**SUPPLIED RECORDS**
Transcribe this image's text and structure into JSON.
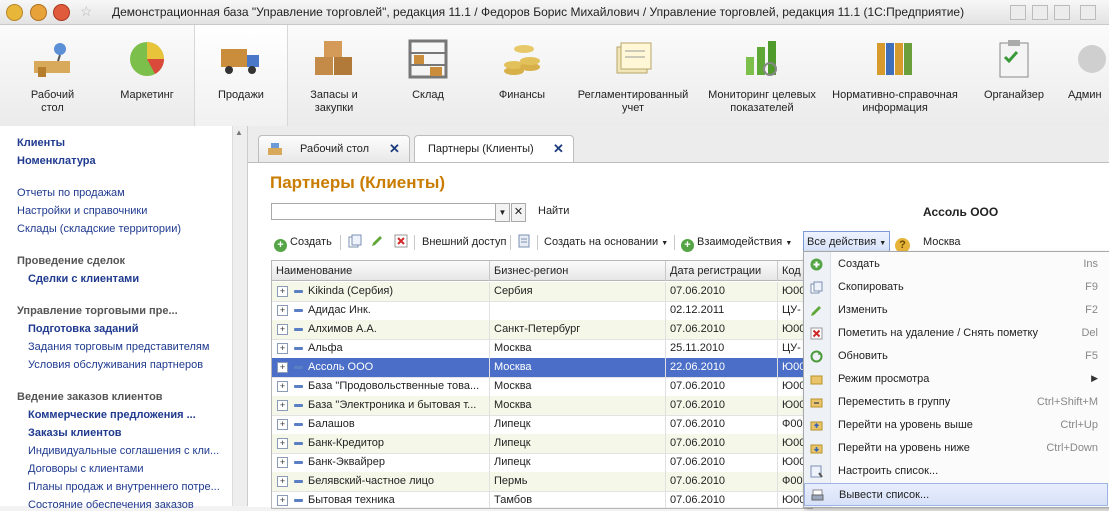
{
  "window": {
    "title": "Демонстрационная база \"Управление торговлей\", редакция 11.1 / Федоров Борис Михайлович / Управление торговлей, редакция 11.1  (1С:Предприятие)"
  },
  "sections": [
    {
      "label": "Рабочий стол",
      "icon": "desk-icon"
    },
    {
      "label": "Маркетинг",
      "icon": "pie-chart-icon"
    },
    {
      "label": "Продажи",
      "icon": "truck-icon"
    },
    {
      "label": "Запасы и закупки",
      "icon": "boxes-icon"
    },
    {
      "label": "Склад",
      "icon": "warehouse-shelf-icon"
    },
    {
      "label": "Финансы",
      "icon": "coins-icon"
    },
    {
      "label": "Регламентированный учет",
      "icon": "documents-icon"
    },
    {
      "label": "Мониторинг целевых показателей",
      "icon": "bar-chart-icon"
    },
    {
      "label": "Нормативно-справочная информация",
      "icon": "binders-icon"
    },
    {
      "label": "Органайзер",
      "icon": "clipboard-icon"
    },
    {
      "label": "Админ",
      "icon": "admin-icon"
    }
  ],
  "nav": {
    "top_links": [
      "Клиенты",
      "Номенклатура"
    ],
    "links": [
      "Отчеты по продажам",
      "Настройки и справочники",
      "Склады (складские территории)"
    ],
    "group1": {
      "title": "Проведение сделок",
      "items": [
        "Сделки с клиентами"
      ]
    },
    "group2": {
      "title": "Управление торговыми пре...",
      "items": [
        "Подготовка заданий",
        "Задания торговым представителям",
        "Условия обслуживания партнеров"
      ]
    },
    "group3": {
      "title": "Ведение заказов клиентов",
      "items": [
        "Коммерческие предложения ...",
        "Заказы клиентов",
        "Индивидуальные соглашения с кли...",
        "Договоры с клиентами",
        "Планы продаж и внутреннего потре...",
        "Состояние обеспечения заказов"
      ]
    }
  },
  "tabs": [
    {
      "label": "Рабочий стол",
      "close": "✕"
    },
    {
      "label": "Партнеры (Клиенты)",
      "close": "✕"
    }
  ],
  "form": {
    "title": "Партнеры (Клиенты)",
    "search_value": "",
    "find_label": "Найти",
    "selected_client": "Ассоль ООО",
    "selected_city": "Москва"
  },
  "toolbar": {
    "create": "Создать",
    "external_access": "Внешний доступ",
    "create_based_on": "Создать на основании",
    "interactions": "Взаимодействия",
    "all_actions": "Все действия"
  },
  "table": {
    "columns": [
      "Наименование",
      "Бизнес-регион",
      "Дата регистрации",
      "Код"
    ],
    "rows": [
      {
        "name": "Kikinda (Сербия)",
        "region": "Сербия",
        "date": "07.06.2010",
        "code": "Ю00"
      },
      {
        "name": "Адидас Инк.",
        "region": "",
        "date": "02.12.2011",
        "code": "ЦУ-"
      },
      {
        "name": "Алхимов А.А.",
        "region": "Санкт-Петербург",
        "date": "07.06.2010",
        "code": "Ю00"
      },
      {
        "name": "Альфа",
        "region": "Москва",
        "date": "25.11.2010",
        "code": "ЦУ-"
      },
      {
        "name": "Ассоль ООО",
        "region": "Москва",
        "date": "22.06.2010",
        "code": "Ю00",
        "selected": true
      },
      {
        "name": "База \"Продовольственные това...",
        "region": "Москва",
        "date": "07.06.2010",
        "code": "Ю00"
      },
      {
        "name": "База \"Электроника и бытовая т...",
        "region": "Москва",
        "date": "07.06.2010",
        "code": "Ю00"
      },
      {
        "name": "Балашов",
        "region": "Липецк",
        "date": "07.06.2010",
        "code": "Ф00"
      },
      {
        "name": "Банк-Кредитор",
        "region": "Липецк",
        "date": "07.06.2010",
        "code": "Ю00"
      },
      {
        "name": "Банк-Эквайрер",
        "region": "Липецк",
        "date": "07.06.2010",
        "code": "Ю00"
      },
      {
        "name": "Белявский-частное лицо",
        "region": "Пермь",
        "date": "07.06.2010",
        "code": "Ф00"
      },
      {
        "name": "Бытовая техника",
        "region": "Тамбов",
        "date": "07.06.2010",
        "code": "Ю00"
      }
    ]
  },
  "menu": {
    "items": [
      {
        "label": "Создать",
        "key": "Ins",
        "icon": "plus-icon"
      },
      {
        "label": "Скопировать",
        "key": "F9",
        "icon": "copy-icon"
      },
      {
        "label": "Изменить",
        "key": "F2",
        "icon": "pencil-icon"
      },
      {
        "label": "Пометить на удаление / Снять пометку",
        "key": "Del",
        "icon": "delete-mark-icon"
      },
      {
        "label": "Обновить",
        "key": "F5",
        "icon": "refresh-icon"
      },
      {
        "label": "Режим просмотра",
        "key": "",
        "icon": "view-mode-icon",
        "submenu": "▶"
      },
      {
        "label": "Переместить в группу",
        "key": "Ctrl+Shift+M",
        "icon": "move-to-group-icon"
      },
      {
        "label": "Перейти на уровень выше",
        "key": "Ctrl+Up",
        "icon": "level-up-icon"
      },
      {
        "label": "Перейти на уровень ниже",
        "key": "Ctrl+Down",
        "icon": "level-down-icon"
      },
      {
        "label": "Настроить список...",
        "key": "",
        "icon": "list-settings-icon"
      },
      {
        "label": "Вывести список...",
        "key": "",
        "icon": "print-list-icon"
      }
    ]
  },
  "colors": {
    "form_title": "#c97c00",
    "nav_link": "#1f3a8f",
    "selected_row": "#4b6fc8",
    "alt_row": "#f5f8e9"
  }
}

**BRIEF**
Only the number is wanted: how many lines in the data include the string "name"?

**EXERCISE ANSWER**
12